* Exercise goal *
Would it be possible to write out each entry below exactly, without the pictures?

* Data shown *
:::

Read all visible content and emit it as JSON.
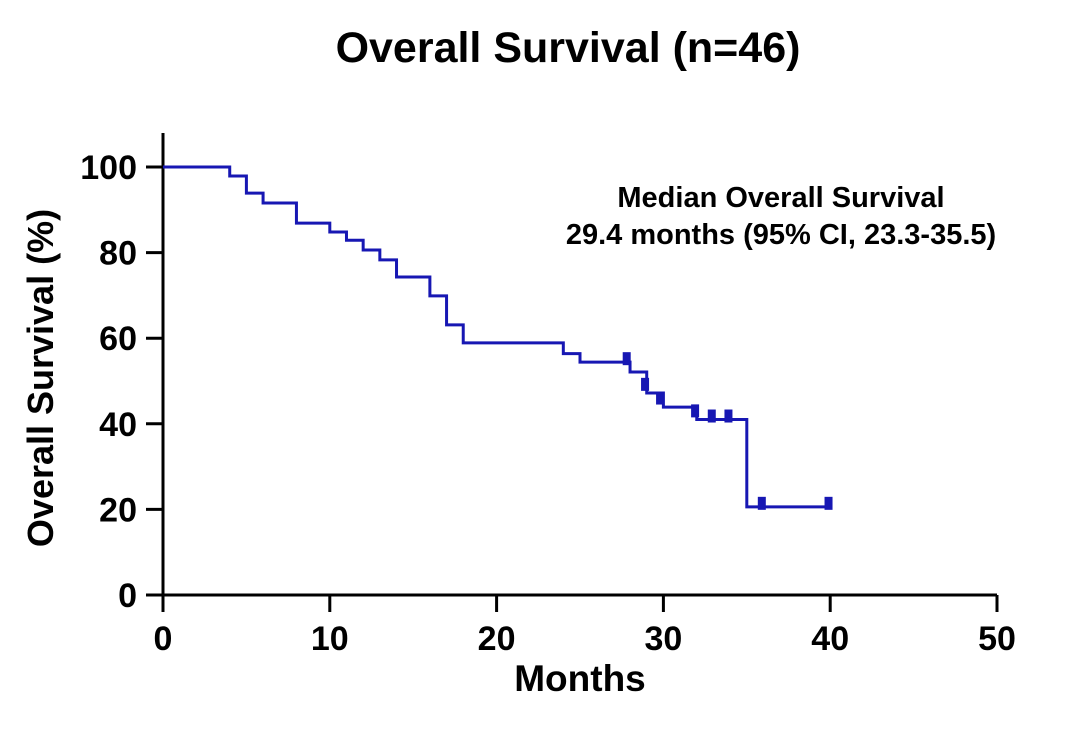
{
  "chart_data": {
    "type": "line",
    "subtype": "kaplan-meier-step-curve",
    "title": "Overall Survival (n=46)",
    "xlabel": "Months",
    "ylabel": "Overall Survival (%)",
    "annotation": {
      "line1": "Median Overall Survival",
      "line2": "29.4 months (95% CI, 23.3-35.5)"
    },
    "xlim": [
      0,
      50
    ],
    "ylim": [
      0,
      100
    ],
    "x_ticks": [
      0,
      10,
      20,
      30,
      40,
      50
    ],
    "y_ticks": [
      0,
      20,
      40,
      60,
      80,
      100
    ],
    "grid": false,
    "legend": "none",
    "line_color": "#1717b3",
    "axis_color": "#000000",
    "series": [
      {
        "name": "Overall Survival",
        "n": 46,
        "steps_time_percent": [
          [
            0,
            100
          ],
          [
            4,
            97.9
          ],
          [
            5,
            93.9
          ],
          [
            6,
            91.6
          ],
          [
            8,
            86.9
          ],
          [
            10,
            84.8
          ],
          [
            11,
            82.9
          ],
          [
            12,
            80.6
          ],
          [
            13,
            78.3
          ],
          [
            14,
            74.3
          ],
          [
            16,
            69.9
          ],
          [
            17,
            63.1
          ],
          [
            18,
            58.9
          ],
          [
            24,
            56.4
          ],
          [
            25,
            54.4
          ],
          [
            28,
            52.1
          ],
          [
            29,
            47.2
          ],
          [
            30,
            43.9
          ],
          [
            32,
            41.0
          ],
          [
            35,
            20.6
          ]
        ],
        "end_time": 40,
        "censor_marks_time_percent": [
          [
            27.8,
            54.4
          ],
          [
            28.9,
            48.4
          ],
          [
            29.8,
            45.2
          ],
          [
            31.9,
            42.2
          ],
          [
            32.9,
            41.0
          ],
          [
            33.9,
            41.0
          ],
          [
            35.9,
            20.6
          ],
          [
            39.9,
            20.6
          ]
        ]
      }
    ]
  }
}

:::

* Result below *
Read all visible content and emit it as JSON.
{
  "chart_data": {
    "type": "line",
    "subtype": "kaplan-meier-step-curve",
    "title": "Overall Survival (n=46)",
    "xlabel": "Months",
    "ylabel": "Overall Survival (%)",
    "annotation": {
      "line1": "Median Overall Survival",
      "line2": "29.4 months (95% CI, 23.3-35.5)"
    },
    "xlim": [
      0,
      50
    ],
    "ylim": [
      0,
      100
    ],
    "x_ticks": [
      0,
      10,
      20,
      30,
      40,
      50
    ],
    "y_ticks": [
      0,
      20,
      40,
      60,
      80,
      100
    ],
    "grid": false,
    "legend": "none",
    "line_color": "#1717b3",
    "axis_color": "#000000",
    "series": [
      {
        "name": "Overall Survival",
        "n": 46,
        "steps_time_percent": [
          [
            0,
            100
          ],
          [
            4,
            97.9
          ],
          [
            5,
            93.9
          ],
          [
            6,
            91.6
          ],
          [
            8,
            86.9
          ],
          [
            10,
            84.8
          ],
          [
            11,
            82.9
          ],
          [
            12,
            80.6
          ],
          [
            13,
            78.3
          ],
          [
            14,
            74.3
          ],
          [
            16,
            69.9
          ],
          [
            17,
            63.1
          ],
          [
            18,
            58.9
          ],
          [
            24,
            56.4
          ],
          [
            25,
            54.4
          ],
          [
            28,
            52.1
          ],
          [
            29,
            47.2
          ],
          [
            30,
            43.9
          ],
          [
            32,
            41.0
          ],
          [
            35,
            20.6
          ]
        ],
        "end_time": 40,
        "censor_marks_time_percent": [
          [
            27.8,
            54.4
          ],
          [
            28.9,
            48.4
          ],
          [
            29.8,
            45.2
          ],
          [
            31.9,
            42.2
          ],
          [
            32.9,
            41.0
          ],
          [
            33.9,
            41.0
          ],
          [
            35.9,
            20.6
          ],
          [
            39.9,
            20.6
          ]
        ]
      }
    ]
  }
}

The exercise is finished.